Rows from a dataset

----------

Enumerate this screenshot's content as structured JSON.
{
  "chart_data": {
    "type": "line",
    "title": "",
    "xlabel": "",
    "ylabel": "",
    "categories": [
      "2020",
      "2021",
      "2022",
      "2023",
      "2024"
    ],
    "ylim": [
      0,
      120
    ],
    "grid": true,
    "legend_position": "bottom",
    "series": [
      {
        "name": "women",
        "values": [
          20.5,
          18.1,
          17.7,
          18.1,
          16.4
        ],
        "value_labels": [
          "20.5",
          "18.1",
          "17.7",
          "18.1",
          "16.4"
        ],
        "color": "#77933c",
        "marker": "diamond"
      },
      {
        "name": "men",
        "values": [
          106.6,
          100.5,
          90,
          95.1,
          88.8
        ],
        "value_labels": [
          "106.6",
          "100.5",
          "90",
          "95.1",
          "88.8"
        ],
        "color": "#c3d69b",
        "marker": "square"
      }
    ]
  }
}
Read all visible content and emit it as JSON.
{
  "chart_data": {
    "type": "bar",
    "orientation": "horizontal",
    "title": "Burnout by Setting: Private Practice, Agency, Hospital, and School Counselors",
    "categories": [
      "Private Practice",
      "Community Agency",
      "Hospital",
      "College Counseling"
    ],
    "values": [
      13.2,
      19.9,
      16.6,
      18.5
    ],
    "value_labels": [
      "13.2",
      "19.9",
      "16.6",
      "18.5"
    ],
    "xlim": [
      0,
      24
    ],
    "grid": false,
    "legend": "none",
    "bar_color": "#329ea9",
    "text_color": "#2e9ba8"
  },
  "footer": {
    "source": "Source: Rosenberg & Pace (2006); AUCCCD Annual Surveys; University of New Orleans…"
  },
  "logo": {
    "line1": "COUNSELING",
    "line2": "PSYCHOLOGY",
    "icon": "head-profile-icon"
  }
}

----------

> _INSTRUCTIONS FOR THE TASK_
Using the records above, copy every line that has the word "content" in it.

> _ANSWER_
Enumerate this screenshot's content as structured JSON.
Read all visible content and emit it as JSON.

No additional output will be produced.